Exercise brief | Output the full material exactly as it appears here.

Records provided |
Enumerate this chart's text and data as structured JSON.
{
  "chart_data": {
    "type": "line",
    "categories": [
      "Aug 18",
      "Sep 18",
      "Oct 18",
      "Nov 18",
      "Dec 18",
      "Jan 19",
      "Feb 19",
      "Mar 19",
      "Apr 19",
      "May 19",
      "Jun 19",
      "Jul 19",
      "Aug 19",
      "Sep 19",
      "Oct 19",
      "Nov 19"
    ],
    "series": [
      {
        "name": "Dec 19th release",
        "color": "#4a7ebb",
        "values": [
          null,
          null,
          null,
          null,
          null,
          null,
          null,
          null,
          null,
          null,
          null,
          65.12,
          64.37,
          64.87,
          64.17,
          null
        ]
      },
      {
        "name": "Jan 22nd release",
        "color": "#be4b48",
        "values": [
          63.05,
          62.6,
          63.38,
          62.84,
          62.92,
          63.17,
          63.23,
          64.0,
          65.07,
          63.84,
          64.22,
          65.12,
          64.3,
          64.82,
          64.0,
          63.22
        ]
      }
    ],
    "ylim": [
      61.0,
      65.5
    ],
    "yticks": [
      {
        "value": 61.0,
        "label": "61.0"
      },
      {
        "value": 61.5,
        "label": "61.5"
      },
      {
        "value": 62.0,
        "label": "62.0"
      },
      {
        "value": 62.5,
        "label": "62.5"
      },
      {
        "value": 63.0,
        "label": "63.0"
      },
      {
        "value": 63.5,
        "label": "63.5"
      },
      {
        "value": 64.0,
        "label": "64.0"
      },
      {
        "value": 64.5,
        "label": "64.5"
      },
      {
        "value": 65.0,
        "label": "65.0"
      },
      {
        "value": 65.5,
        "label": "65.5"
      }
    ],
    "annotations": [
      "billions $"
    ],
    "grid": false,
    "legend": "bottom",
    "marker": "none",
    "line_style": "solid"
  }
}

Answer to the exercise |
Enumerate this chart's text and data as structured JSON.
{
  "chart_data": {
    "type": "line",
    "categories": [
      "Aug 18",
      "Sep 18",
      "Oct 18",
      "Nov 18",
      "Dec 18",
      "Jan 19",
      "Feb 19",
      "Mar 19",
      "Apr 19",
      "May 19",
      "Jun 19",
      "Jul 19",
      "Aug 19",
      "Sep 19",
      "Oct 19",
      "Nov 19"
    ],
    "series": [
      {
        "name": "Dec 19th release",
        "color": "#4a7ebb",
        "values": [
          null,
          null,
          null,
          null,
          null,
          null,
          null,
          null,
          null,
          null,
          null,
          65.12,
          64.37,
          64.87,
          64.17,
          null
        ]
      },
      {
        "name": "Jan 22nd release",
        "color": "#be4b48",
        "values": [
          63.05,
          62.6,
          63.38,
          62.84,
          62.92,
          63.17,
          63.23,
          64.0,
          65.07,
          63.84,
          64.22,
          65.12,
          64.3,
          64.82,
          64.0,
          63.22
        ]
      }
    ],
    "ylim": [
      61.0,
      65.5
    ],
    "yticks": [
      {
        "value": 61.0,
        "label": "61.0"
      },
      {
        "value": 61.5,
        "label": "61.5"
      },
      {
        "value": 62.0,
        "label": "62.0"
      },
      {
        "value": 62.5,
        "label": "62.5"
      },
      {
        "value": 63.0,
        "label": "63.0"
      },
      {
        "value": 63.5,
        "label": "63.5"
      },
      {
        "value": 64.0,
        "label": "64.0"
      },
      {
        "value": 64.5,
        "label": "64.5"
      },
      {
        "value": 65.0,
        "label": "65.0"
      },
      {
        "value": 65.5,
        "label": "65.5"
      }
    ],
    "annotations": [
      "billions $"
    ],
    "grid": false,
    "legend": "bottom",
    "marker": "none",
    "line_style": "solid"
  }
}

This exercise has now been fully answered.